Quote the material from the line with "detect and localize" to the line with "right O-ring <box>535 502 575 526</box>", both included, word for word. Leave the picture out of your answer.
-- START OF DATA PROVIDED --
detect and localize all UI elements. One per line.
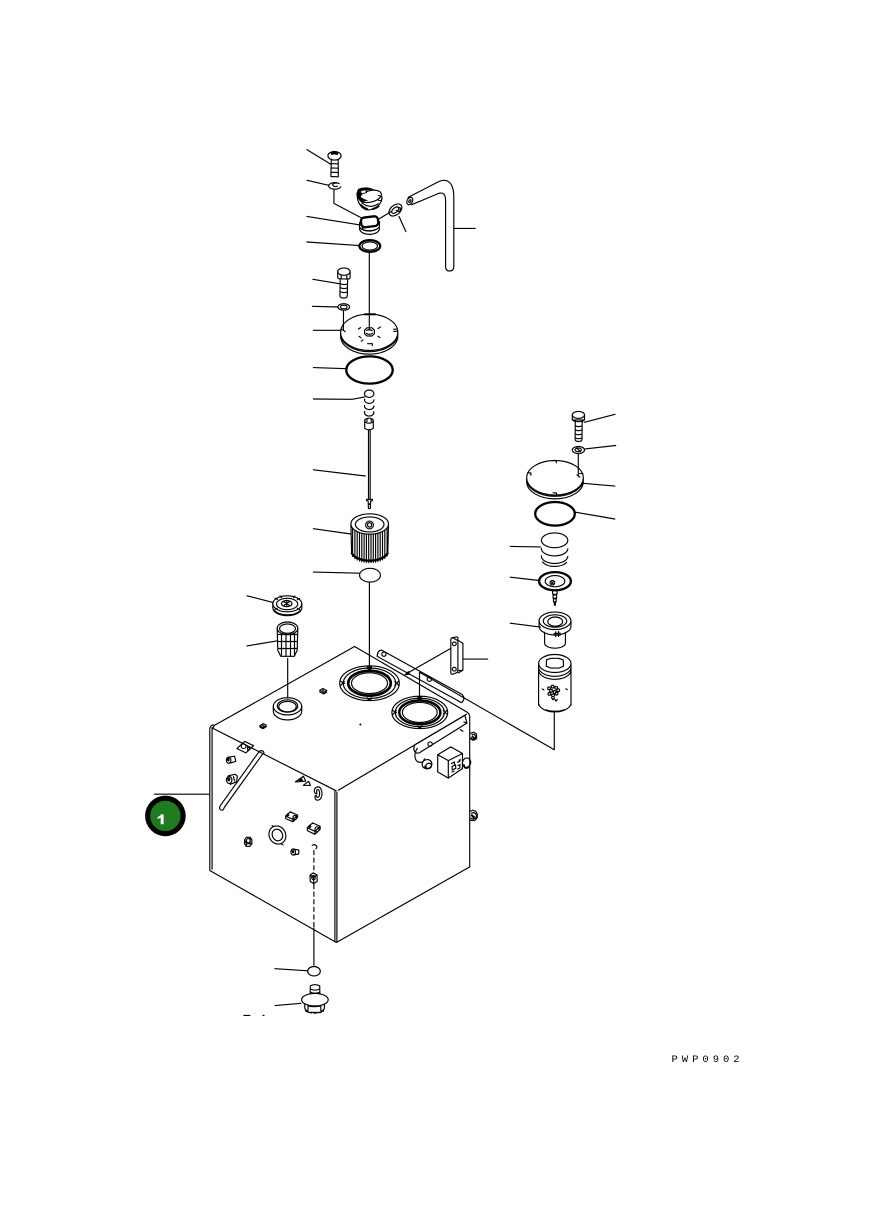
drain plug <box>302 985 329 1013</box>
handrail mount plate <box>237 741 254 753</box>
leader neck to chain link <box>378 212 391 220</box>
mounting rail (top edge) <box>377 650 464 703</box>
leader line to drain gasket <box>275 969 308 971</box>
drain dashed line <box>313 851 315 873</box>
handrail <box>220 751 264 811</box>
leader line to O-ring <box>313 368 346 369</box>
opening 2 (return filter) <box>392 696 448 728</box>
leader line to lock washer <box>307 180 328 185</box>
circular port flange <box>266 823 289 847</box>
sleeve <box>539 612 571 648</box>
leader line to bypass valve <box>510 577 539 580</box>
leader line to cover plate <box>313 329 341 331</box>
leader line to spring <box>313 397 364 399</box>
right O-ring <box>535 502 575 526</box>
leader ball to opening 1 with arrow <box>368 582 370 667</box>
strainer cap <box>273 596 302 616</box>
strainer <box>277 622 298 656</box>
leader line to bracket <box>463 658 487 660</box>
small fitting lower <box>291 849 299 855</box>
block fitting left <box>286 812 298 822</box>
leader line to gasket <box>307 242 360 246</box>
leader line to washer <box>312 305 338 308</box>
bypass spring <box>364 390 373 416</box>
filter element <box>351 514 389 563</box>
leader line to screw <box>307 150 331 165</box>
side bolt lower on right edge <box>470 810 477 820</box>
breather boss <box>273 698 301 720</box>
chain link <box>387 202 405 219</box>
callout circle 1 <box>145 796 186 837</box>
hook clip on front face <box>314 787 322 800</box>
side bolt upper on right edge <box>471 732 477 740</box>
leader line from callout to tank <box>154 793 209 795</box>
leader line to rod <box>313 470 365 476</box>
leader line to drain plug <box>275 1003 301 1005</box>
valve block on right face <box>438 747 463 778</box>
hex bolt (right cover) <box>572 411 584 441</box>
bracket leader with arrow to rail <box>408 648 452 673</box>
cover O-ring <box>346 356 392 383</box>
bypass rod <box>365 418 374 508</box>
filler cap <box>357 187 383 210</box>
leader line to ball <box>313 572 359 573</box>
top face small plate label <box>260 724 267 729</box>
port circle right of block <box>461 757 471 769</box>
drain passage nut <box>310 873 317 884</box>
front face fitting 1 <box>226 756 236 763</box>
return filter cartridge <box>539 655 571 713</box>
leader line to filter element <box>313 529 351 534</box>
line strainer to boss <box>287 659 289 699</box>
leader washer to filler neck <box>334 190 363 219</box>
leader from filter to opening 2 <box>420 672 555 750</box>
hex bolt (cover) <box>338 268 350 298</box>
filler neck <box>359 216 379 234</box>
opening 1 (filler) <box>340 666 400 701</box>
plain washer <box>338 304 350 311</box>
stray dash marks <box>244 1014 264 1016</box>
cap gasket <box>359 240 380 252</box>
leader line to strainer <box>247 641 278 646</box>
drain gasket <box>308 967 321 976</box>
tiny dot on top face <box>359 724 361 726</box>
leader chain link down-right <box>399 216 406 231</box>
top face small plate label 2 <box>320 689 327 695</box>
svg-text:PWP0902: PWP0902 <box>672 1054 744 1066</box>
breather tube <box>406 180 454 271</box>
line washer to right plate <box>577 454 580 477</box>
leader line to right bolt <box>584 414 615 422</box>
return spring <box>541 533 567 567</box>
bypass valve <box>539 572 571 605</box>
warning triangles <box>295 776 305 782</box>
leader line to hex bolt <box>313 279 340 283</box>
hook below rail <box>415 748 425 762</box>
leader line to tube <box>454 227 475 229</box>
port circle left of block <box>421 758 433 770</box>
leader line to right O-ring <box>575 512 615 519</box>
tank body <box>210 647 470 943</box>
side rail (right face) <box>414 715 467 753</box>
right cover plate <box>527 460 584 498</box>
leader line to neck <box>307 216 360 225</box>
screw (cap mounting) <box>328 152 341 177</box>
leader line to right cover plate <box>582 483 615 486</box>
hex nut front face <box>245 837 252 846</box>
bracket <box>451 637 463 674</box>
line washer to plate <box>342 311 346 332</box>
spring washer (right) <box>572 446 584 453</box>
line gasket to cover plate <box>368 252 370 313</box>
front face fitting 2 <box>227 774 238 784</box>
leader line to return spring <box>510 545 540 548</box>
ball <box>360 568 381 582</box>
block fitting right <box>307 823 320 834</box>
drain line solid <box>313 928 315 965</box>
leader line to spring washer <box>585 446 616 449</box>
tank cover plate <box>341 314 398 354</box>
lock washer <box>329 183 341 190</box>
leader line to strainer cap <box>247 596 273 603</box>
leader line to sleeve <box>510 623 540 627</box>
-- END OF DATA PROVIDED --
-- START OF DATA PROVIDED --
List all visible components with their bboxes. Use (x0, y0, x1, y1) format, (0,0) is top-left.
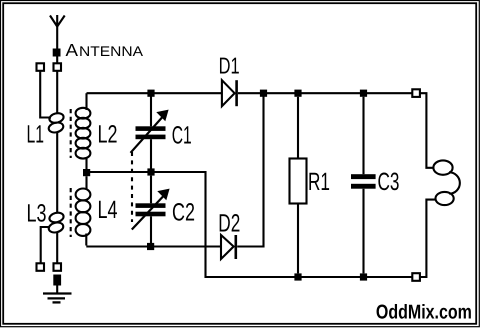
-- END OF DATA PROVIDED --
■ **SOLUTION TO THIS EXERCISE**:
detect and localize all UI elements. One per line.
drain plug <box>302 985 329 1013</box>
handrail mount plate <box>237 741 254 753</box>
leader neck to chain link <box>378 212 391 220</box>
mounting rail (top edge) <box>377 650 464 703</box>
leader line to drain gasket <box>275 969 308 971</box>
drain dashed line <box>313 851 315 873</box>
handrail <box>220 751 264 811</box>
leader line to O-ring <box>313 368 346 369</box>
opening 2 (return filter) <box>392 696 448 728</box>
leader line to lock washer <box>307 180 328 185</box>
circular port flange <box>266 823 289 847</box>
sleeve <box>539 612 571 648</box>
leader line to bypass valve <box>510 577 539 580</box>
leader line to cover plate <box>313 329 341 331</box>
leader line to spring <box>313 397 364 399</box>
right O-ring <box>535 502 575 526</box>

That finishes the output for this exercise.